» SELECTED EXCERPT
[Start of section]

Language models can speak about almost anything. That is their virtue and their trap. When they don't know, they don't stop: they complete. They produce an answer with the texture of truth that isn't true. The failure is not technical — it is the absence of a mechanism that says: I don't have sufficient basis here — I stop. Wittgenstein closed the Tractatus with seven words about silence. Building that silence into an AI system is probably the hardest problem in the field — and the least profitable.
Read → Silence as Technical Capacity
Second thesis
The first generation solved access — the second faces judgment.
The digital humanities did immense work: digitizing, indexing, making searchable what once required physical presence. Thanks to that effort, the archive is now available. But that very availability is what makes the problem critical: when the machine can speak fluently about any corpus, the question is no longer can it answer? but should it? The leap is not technical. It is epistemological.
Read → The Question Has Changed
Third thesis
Models master correctness — but what matters is clairvoyance.

[End of section]

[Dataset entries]
[Start of section]

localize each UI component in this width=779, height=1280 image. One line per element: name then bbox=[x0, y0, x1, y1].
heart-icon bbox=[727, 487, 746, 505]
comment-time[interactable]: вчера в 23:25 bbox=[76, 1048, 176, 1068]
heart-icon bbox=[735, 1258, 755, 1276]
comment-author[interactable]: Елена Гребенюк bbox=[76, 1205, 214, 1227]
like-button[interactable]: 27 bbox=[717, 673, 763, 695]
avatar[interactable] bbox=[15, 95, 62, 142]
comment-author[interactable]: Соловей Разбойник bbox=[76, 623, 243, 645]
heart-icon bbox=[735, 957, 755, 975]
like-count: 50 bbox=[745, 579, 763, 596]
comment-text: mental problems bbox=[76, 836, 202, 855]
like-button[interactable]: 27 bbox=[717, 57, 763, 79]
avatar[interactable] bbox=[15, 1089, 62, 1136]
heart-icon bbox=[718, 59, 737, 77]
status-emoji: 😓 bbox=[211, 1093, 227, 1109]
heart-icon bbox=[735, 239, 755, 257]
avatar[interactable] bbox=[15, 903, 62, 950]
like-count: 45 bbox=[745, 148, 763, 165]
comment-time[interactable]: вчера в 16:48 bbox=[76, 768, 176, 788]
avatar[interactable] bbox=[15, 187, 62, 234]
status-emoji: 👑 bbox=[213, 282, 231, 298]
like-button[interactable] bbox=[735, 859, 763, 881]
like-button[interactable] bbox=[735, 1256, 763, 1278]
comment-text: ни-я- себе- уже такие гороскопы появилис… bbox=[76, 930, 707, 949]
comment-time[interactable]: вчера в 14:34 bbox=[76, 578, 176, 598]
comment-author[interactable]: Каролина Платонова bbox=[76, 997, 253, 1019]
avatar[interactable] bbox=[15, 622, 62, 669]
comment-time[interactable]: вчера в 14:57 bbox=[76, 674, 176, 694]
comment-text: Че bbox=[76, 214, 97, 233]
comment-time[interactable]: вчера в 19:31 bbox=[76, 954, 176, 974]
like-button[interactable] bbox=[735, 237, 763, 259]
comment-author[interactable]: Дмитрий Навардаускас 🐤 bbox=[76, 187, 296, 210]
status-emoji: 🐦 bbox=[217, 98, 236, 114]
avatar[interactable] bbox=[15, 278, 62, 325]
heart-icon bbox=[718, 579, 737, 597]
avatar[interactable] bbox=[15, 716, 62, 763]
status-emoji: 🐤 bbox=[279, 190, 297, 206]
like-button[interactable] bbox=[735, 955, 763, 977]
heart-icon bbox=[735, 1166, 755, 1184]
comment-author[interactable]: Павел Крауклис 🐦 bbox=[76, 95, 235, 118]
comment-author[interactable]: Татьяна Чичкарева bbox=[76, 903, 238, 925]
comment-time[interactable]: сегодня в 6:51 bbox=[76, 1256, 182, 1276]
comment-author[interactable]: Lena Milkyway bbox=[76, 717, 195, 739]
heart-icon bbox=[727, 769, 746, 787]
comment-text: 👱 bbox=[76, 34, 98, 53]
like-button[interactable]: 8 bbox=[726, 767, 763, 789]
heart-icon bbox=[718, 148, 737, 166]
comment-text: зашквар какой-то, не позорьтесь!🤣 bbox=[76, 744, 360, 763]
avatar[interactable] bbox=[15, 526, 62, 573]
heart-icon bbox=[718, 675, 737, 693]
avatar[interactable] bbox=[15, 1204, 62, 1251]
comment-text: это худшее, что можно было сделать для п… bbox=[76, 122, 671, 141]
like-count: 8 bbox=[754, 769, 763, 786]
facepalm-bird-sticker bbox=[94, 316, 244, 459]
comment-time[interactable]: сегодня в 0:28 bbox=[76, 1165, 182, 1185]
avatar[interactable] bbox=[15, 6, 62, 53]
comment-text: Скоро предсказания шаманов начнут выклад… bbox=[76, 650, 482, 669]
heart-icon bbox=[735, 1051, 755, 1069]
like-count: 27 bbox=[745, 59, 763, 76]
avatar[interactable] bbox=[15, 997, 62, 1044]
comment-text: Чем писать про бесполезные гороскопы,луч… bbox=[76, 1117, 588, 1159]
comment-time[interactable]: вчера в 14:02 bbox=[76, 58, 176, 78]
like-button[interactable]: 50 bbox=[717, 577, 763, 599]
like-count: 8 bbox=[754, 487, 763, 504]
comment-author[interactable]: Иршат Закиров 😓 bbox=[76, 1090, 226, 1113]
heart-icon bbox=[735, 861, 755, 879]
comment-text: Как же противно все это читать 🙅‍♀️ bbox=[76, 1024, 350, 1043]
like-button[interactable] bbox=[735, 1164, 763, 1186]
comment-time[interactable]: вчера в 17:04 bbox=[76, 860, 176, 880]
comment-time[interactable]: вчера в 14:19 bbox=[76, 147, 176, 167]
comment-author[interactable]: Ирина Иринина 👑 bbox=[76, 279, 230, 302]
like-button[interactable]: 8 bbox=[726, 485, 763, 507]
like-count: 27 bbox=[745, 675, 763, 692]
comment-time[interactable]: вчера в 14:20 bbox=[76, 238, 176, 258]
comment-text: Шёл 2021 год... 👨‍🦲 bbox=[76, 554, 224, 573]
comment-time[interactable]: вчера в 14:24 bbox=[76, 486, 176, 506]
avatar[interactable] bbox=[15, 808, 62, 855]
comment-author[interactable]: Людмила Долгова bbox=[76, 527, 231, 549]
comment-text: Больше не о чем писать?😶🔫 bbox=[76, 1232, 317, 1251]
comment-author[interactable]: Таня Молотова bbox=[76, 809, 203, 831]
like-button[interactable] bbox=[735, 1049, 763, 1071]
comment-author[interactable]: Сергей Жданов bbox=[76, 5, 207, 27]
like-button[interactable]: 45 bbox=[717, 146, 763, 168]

[End of section]

» WORK TASK 1
Reproduce the passage from the excerpt on language models between "The digital humanities" and "matters is clairvoyance.", inclusive.
» WORK TASK 2
In the excerpt on language models, how did Wittgenstein close the Tractatus?

» OUTPUT 1
The digital humanities did immense work: digitizing, indexing, making searchable what once required physical presence. Thanks to that effort, the archive is now available. But that very availability is what makes the problem critical: when the machine can speak fluently about any corpus, the question is no longer can it answer? but should it? The leap is not technical. It is epistemological.
Read → The Question Has Changed
Third thesis
Models master correctness — but what matters is clairvoyance.

» OUTPUT 2
He closed it with seven words about silence.